→ TASK DIRECTIONS:
Could you transcribe the material below exactly, without leaving out a single line?

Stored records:

/---

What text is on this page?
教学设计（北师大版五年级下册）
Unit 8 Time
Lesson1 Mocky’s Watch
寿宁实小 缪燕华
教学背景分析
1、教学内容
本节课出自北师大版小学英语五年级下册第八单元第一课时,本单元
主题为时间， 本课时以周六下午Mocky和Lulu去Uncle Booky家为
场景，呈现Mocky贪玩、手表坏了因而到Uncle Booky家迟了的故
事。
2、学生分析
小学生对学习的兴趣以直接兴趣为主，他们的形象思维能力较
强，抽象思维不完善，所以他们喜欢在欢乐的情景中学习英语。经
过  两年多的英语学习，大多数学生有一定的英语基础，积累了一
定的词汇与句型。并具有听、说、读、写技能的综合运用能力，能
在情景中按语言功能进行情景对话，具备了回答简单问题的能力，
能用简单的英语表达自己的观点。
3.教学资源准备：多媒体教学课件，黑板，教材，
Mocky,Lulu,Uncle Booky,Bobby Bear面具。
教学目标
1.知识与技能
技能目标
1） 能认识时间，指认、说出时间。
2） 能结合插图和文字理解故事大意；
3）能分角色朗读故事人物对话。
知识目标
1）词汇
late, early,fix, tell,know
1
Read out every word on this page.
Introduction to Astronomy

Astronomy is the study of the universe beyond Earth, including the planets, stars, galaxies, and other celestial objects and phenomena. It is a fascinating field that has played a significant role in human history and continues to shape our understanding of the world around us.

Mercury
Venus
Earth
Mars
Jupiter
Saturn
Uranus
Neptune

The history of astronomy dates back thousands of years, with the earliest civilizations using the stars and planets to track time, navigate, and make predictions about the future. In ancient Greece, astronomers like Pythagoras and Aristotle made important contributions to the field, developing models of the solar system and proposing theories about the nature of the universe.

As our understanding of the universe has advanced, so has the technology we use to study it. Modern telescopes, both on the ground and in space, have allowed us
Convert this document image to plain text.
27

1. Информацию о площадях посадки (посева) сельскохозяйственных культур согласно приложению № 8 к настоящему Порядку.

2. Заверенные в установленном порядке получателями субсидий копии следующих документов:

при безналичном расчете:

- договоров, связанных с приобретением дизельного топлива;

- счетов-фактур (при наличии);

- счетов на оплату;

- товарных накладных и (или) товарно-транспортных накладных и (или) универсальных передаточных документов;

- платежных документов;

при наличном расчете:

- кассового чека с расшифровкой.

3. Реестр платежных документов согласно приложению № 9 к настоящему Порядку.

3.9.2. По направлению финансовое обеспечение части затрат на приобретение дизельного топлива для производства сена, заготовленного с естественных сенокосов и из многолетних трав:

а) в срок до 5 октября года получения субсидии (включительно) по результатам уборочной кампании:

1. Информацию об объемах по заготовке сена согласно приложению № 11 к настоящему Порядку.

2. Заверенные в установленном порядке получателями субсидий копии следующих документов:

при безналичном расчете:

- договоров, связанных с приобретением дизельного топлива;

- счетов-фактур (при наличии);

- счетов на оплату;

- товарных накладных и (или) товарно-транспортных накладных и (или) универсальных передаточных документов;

\---

→ THE RESULT:
What text is on this page?
教学设计（北师大版五年级下册）
Unit 8 Time
Lesson1 Mocky’s Watch
寿宁实小 缪燕华
教学背景分析
1、教学内容
本节课出自北师大版小学英语五年级下册第八单元第一课时,本单元
主题为时间， 本课时以周六下午Mocky和Lulu去Uncle Booky家为
场景，呈现Mocky贪玩、手表坏了因而到Uncle Booky家迟了的故
事。
2、学生分析
小学生对学习的兴趣以直接兴趣为主，他们的形象思维能力较
强，抽象思维不完善，所以他们喜欢在欢乐的情景中学习英语。经
过  两年多的英语学习，大多数学生有一定的英语基础，积累了一
定的词汇与句型。并具有听、说、读、写技能的综合运用能力，能
在情景中按语言功能进行情景对话，具备了回答简单问题的能力，
能用简单的英语表达自己的观点。
3.教学资源准备：多媒体教学课件，黑板，教材，
Mocky,Lulu,Uncle Booky,Bobby Bear面具。
教学目标
1.知识与技能
技能目标
1） 能认识时间，指认、说出时间。
2） 能结合插图和文字理解故事大意；
3）能分角色朗读故事人物对话。
知识目标
1）词汇
late, early,fix, tell,know
1
Read out every word on this page.
Introduction to Astronomy

Astronomy is the study of the universe beyond Earth, including the planets, stars, galaxies, and other celestial objects and phenomena. It is a fascinating field that has played a significant role in human history and continues to shape our understanding of the world around us.

Mercury
Venus
Earth
Mars
Jupiter
Saturn
Uranus
Neptune

The history of astronomy dates back thousands of years, with the earliest civilizations using the stars and planets to track time, navigate, and make predictions about the future. In ancient Greece, astronomers like Pythagoras and Aristotle made important contributions to the field, developing models of the solar system and proposing theories about the nature of the universe.

As our understanding of the universe has advanced, so has the technology we use to study it. Modern telescopes, both on the ground and in space, have allowed us
Convert this document image to plain text.
27

1. Информацию о площадях посадки (посева) сельскохозяйственных культур согласно приложению № 8 к настоящему Порядку.

2. Заверенные в установленном порядке получателями субсидий копии следующих документов:

при безналичном расчете:

- договоров, связанных с приобретением дизельного топлива;

- счетов-фактур (при наличии);

- счетов на оплату;

- товарных накладных и (или) товарно-транспортных накладных и (или) универсальных передаточных документов;

- платежных документов;

при наличном расчете:

- кассового чека с расшифровкой.

3. Реестр платежных документов согласно приложению № 9 к настоящему Порядку.

3.9.2. По направлению финансовое обеспечение части затрат на приобретение дизельного топлива для производства сена, заготовленного с естественных сенокосов и из многолетних трав:

а) в срок до 5 октября года получения субсидии (включительно) по результатам уборочной кампании:

1. Информацию об объемах по заготовке сена согласно приложению № 11 к настоящему Порядку.

2. Заверенные в установленном порядке получателями субсидий копии следующих документов:

при безналичном расчете:

- договоров, связанных с приобретением дизельного топлива;

- счетов-фактур (при наличии);

- счетов на оплату;

- товарных накладных и (или) товарно-транспортных накладных и (или) универсальных передаточных документов;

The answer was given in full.